▶ Given request: Print all records exactly, leaving nothing out.

--

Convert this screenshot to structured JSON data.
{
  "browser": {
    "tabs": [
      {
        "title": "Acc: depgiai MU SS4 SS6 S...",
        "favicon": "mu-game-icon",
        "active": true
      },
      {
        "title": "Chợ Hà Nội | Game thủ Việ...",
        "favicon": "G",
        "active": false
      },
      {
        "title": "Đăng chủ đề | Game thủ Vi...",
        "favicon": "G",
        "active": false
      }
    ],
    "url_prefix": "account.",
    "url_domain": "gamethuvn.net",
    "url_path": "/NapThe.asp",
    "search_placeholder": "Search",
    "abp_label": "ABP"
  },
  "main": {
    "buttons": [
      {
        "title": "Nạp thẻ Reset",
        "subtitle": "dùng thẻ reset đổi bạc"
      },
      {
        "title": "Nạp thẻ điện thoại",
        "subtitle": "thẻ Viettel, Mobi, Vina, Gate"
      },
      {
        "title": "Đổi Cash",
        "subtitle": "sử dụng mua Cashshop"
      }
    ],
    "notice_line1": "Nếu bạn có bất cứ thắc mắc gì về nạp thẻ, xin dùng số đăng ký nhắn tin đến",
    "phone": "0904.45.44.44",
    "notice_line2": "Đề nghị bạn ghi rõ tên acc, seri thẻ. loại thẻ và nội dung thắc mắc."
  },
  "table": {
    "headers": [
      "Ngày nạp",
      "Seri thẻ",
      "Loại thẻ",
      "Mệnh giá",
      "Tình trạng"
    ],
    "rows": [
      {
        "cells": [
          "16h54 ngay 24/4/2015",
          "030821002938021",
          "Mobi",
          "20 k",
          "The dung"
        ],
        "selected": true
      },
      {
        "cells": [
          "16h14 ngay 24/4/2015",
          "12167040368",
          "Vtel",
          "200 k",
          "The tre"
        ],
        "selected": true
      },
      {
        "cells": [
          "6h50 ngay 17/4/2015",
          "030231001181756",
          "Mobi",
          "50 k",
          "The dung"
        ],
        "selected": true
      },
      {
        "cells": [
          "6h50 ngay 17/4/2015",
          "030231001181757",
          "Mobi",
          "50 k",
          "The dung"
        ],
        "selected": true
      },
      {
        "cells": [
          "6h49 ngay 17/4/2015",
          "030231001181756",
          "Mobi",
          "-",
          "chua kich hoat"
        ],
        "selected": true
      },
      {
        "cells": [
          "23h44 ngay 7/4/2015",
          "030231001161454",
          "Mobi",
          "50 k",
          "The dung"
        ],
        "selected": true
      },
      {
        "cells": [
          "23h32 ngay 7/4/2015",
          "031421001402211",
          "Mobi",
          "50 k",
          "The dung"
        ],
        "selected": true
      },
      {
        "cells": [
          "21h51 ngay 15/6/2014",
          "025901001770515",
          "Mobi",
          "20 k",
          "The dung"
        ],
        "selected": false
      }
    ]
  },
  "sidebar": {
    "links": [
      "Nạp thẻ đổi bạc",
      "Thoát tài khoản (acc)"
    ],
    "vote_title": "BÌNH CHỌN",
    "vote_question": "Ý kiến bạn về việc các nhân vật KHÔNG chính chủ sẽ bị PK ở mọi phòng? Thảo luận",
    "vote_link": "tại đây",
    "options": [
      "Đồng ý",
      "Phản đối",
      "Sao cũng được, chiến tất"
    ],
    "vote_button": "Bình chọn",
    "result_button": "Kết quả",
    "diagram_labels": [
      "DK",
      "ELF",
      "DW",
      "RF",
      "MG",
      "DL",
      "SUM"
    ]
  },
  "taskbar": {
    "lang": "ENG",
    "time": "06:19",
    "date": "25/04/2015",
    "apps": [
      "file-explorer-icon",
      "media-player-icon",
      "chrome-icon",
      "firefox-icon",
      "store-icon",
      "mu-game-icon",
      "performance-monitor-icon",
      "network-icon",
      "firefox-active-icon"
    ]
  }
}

--

▶ Complete output:
Convert this screenshot to structured JSON data.
{
  "browser": {
    "tabs": [
      {
        "title": "Acc: depgiai MU SS4 SS6 S...",
        "favicon": "mu-game-icon",
        "active": true
      },
      {
        "title": "Chợ Hà Nội | Game thủ Việ...",
        "favicon": "G",
        "active": false
      },
      {
        "title": "Đăng chủ đề | Game thủ Vi...",
        "favicon": "G",
        "active": false
      }
    ],
    "url_prefix": "account.",
    "url_domain": "gamethuvn.net",
    "url_path": "/NapThe.asp",
    "search_placeholder": "Search",
    "abp_label": "ABP"
  },
  "main": {
    "buttons": [
      {
        "title": "Nạp thẻ Reset",
        "subtitle": "dùng thẻ reset đổi bạc"
      },
      {
        "title": "Nạp thẻ điện thoại",
        "subtitle": "thẻ Viettel, Mobi, Vina, Gate"
      },
      {
        "title": "Đổi Cash",
        "subtitle": "sử dụng mua Cashshop"
      }
    ],
    "notice_line1": "Nếu bạn có bất cứ thắc mắc gì về nạp thẻ, xin dùng số đăng ký nhắn tin đến",
    "phone": "0904.45.44.44",
    "notice_line2": "Đề nghị bạn ghi rõ tên acc, seri thẻ. loại thẻ và nội dung thắc mắc."
  },
  "table": {
    "headers": [
      "Ngày nạp",
      "Seri thẻ",
      "Loại thẻ",
      "Mệnh giá",
      "Tình trạng"
    ],
    "rows": [
      {
        "cells": [
          "16h54 ngay 24/4/2015",
          "030821002938021",
          "Mobi",
          "20 k",
          "The dung"
        ],
        "selected": true
      },
      {
        "cells": [
          "16h14 ngay 24/4/2015",
          "12167040368",
          "Vtel",
          "200 k",
          "The tre"
        ],
        "selected": true
      },
      {
        "cells": [
          "6h50 ngay 17/4/2015",
          "030231001181756",
          "Mobi",
          "50 k",
          "The dung"
        ],
        "selected": true
      },
      {
        "cells": [
          "6h50 ngay 17/4/2015",
          "030231001181757",
          "Mobi",
          "50 k",
          "The dung"
        ],
        "selected": true
      },
      {
        "cells": [
          "6h49 ngay 17/4/2015",
          "030231001181756",
          "Mobi",
          "-",
          "chua kich hoat"
        ],
        "selected": true
      },
      {
        "cells": [
          "23h44 ngay 7/4/2015",
          "030231001161454",
          "Mobi",
          "50 k",
          "The dung"
        ],
        "selected": true
      },
      {
        "cells": [
          "23h32 ngay 7/4/2015",
          "031421001402211",
          "Mobi",
          "50 k",
          "The dung"
        ],
        "selected": true
      },
      {
        "cells": [
          "21h51 ngay 15/6/2014",
          "025901001770515",
          "Mobi",
          "20 k",
          "The dung"
        ],
        "selected": false
      }
    ]
  },
  "sidebar": {
    "links": [
      "Nạp thẻ đổi bạc",
      "Thoát tài khoản (acc)"
    ],
    "vote_title": "BÌNH CHỌN",
    "vote_question": "Ý kiến bạn về việc các nhân vật KHÔNG chính chủ sẽ bị PK ở mọi phòng? Thảo luận",
    "vote_link": "tại đây",
    "options": [
      "Đồng ý",
      "Phản đối",
      "Sao cũng được, chiến tất"
    ],
    "vote_button": "Bình chọn",
    "result_button": "Kết quả",
    "diagram_labels": [
      "DK",
      "ELF",
      "DW",
      "RF",
      "MG",
      "DL",
      "SUM"
    ]
  },
  "taskbar": {
    "lang": "ENG",
    "time": "06:19",
    "date": "25/04/2015",
    "apps": [
      "file-explorer-icon",
      "media-player-icon",
      "chrome-icon",
      "firefox-icon",
      "store-icon",
      "mu-game-icon",
      "performance-monitor-icon",
      "network-icon",
      "firefox-active-icon"
    ]
  }
}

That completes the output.